start

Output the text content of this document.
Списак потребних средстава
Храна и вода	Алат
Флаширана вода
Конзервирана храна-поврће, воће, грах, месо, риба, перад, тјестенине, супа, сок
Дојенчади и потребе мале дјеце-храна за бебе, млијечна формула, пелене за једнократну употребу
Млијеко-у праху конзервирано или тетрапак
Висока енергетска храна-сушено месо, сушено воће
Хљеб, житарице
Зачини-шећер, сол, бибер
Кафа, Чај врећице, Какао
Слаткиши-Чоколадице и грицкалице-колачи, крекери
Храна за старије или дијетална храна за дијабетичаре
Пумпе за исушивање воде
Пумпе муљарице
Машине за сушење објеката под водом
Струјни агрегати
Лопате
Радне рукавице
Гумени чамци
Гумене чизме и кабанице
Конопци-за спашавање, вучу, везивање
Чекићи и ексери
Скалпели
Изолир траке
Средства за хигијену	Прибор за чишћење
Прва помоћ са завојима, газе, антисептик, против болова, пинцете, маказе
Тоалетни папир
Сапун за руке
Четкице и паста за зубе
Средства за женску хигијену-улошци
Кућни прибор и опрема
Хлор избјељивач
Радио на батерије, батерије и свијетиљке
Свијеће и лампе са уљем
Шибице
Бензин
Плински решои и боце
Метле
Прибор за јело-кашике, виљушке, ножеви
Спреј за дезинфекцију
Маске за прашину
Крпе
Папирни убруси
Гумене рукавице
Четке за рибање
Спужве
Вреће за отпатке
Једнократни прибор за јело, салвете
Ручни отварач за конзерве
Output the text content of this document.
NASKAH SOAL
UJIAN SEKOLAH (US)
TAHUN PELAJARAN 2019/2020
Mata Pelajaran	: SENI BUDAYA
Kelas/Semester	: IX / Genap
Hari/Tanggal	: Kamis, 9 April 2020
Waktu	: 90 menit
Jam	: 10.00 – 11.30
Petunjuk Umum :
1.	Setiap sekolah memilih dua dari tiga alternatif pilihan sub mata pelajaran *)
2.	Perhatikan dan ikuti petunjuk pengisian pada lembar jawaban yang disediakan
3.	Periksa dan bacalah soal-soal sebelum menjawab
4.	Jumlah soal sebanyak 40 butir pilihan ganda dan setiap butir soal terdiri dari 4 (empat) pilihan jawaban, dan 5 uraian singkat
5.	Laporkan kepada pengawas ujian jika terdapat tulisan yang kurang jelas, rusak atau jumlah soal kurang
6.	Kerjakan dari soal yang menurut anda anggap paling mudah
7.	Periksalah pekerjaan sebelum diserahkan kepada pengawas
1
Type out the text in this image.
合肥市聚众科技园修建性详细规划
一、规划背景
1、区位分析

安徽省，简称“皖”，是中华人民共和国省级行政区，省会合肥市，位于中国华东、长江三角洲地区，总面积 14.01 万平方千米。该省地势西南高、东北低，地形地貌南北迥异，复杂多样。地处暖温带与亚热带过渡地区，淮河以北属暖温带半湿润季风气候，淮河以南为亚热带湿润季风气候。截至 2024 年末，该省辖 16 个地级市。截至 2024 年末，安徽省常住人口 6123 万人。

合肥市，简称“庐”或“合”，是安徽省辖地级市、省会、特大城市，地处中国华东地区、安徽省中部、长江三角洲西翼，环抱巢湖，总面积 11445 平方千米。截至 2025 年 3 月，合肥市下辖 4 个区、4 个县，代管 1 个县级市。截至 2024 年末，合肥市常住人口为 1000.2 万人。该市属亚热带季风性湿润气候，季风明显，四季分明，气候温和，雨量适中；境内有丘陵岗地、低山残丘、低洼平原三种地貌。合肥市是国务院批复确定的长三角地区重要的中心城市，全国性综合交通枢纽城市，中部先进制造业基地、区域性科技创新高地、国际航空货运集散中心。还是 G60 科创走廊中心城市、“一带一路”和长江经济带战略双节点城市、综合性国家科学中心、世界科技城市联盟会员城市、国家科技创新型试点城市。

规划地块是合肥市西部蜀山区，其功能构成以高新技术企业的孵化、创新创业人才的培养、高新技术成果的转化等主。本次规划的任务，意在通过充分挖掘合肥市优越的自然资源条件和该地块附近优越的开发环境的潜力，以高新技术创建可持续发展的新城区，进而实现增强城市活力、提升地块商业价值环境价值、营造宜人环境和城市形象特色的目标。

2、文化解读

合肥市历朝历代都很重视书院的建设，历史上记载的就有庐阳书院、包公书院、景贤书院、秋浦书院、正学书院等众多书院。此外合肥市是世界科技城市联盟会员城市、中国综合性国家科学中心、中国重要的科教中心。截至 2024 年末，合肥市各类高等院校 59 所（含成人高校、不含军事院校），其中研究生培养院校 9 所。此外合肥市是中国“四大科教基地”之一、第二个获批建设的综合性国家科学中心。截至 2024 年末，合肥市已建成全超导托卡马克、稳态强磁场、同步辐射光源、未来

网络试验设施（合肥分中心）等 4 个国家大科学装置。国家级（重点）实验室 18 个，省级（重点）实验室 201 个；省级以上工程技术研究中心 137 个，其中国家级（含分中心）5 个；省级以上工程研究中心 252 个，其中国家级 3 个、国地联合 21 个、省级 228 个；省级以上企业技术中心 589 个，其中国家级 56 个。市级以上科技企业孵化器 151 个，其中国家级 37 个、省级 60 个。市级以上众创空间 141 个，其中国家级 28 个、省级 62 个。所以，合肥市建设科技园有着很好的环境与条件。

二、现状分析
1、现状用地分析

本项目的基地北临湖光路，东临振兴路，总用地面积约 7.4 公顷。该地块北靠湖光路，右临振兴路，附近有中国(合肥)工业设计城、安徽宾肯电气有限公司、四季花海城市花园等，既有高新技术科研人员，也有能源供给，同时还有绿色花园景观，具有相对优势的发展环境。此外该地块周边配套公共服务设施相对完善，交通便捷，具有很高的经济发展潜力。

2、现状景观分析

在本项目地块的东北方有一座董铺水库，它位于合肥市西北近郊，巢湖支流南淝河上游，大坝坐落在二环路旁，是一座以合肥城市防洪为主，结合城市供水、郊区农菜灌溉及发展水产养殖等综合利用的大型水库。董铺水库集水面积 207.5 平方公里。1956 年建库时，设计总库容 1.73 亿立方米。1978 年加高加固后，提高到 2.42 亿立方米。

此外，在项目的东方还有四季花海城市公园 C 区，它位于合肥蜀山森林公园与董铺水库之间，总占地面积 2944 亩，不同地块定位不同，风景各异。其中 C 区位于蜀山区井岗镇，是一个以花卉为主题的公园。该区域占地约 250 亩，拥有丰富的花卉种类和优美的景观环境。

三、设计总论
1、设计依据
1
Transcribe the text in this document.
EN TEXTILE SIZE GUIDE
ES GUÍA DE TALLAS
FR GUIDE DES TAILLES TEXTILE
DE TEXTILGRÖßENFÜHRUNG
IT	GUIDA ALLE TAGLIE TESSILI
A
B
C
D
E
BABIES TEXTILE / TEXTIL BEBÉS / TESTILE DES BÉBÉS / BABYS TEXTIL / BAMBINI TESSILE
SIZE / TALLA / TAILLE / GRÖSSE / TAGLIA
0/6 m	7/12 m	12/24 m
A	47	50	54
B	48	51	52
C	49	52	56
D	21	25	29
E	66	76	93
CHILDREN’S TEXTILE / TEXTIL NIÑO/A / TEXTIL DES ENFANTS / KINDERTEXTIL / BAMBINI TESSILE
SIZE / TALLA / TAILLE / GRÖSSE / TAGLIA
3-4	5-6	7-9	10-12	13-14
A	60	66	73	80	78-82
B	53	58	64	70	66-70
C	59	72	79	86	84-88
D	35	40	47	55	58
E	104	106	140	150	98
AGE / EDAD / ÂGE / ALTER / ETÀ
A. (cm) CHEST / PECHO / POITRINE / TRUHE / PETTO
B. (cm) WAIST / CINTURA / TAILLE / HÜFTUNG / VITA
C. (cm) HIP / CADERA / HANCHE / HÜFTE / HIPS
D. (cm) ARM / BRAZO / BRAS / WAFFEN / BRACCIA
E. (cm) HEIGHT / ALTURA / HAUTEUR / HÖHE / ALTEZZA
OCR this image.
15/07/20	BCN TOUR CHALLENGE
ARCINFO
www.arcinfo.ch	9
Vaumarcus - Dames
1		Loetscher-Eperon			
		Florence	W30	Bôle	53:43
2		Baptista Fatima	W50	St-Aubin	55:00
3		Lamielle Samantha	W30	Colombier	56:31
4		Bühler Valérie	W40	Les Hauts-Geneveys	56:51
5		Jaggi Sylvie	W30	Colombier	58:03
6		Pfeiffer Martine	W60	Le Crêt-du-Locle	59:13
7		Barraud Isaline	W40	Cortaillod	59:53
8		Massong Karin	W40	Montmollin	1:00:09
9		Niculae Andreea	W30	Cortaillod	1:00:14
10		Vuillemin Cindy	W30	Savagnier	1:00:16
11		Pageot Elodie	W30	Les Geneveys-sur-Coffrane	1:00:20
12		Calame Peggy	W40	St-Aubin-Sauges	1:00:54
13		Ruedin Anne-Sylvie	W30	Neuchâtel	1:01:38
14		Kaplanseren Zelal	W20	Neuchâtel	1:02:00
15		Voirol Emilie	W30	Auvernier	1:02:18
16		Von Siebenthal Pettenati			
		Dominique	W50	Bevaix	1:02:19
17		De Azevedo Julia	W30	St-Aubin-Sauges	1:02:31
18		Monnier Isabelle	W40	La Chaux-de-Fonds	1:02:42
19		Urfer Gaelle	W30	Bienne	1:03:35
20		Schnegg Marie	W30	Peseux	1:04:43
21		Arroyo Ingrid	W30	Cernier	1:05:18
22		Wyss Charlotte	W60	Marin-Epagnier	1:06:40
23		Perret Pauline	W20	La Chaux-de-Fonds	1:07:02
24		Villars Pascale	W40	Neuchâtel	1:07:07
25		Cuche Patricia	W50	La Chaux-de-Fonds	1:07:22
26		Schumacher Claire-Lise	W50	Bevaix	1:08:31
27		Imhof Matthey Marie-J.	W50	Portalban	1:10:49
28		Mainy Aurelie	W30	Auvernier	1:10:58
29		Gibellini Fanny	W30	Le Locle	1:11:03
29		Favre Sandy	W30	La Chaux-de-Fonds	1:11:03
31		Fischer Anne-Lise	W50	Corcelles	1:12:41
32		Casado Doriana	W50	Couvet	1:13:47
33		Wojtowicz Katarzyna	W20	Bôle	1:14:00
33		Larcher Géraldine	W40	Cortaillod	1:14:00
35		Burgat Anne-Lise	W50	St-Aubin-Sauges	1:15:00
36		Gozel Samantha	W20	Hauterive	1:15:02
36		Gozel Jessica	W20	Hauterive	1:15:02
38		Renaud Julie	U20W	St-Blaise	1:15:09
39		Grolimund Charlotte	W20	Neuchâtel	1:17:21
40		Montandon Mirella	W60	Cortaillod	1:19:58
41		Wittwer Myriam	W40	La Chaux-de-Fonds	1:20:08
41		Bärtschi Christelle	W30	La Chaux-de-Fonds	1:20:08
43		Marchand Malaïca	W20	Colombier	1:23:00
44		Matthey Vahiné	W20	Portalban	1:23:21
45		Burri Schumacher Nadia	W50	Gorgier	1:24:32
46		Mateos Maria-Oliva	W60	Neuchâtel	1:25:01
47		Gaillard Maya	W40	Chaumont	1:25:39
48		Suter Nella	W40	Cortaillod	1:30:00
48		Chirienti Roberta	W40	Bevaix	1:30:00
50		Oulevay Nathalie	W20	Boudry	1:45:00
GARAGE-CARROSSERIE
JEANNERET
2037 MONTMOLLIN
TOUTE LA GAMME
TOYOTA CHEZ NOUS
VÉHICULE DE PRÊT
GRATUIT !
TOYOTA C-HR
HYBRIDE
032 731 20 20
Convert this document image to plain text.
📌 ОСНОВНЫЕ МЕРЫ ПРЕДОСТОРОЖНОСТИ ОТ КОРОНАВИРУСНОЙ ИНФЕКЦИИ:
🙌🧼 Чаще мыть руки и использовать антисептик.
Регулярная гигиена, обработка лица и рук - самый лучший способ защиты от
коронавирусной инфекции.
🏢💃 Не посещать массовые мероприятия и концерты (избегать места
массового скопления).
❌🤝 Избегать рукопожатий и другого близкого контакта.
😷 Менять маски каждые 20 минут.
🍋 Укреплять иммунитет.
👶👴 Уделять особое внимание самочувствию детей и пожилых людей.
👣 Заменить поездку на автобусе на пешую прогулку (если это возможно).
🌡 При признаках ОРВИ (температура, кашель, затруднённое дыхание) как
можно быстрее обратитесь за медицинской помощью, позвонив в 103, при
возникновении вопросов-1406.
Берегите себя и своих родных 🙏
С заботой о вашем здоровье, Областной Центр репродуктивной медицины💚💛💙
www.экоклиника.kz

end

In the records above, locate every line with the string "Sauges" and copy it.

12		Calame Peggy	W40	St-Aubin-Sauges	1:00:54
17		De Azevedo Julia	W30	St-Aubin-Sauges	1:02:31
35		Burgat Anne-Lise	W50	St-Aubin-Sauges	1:15:00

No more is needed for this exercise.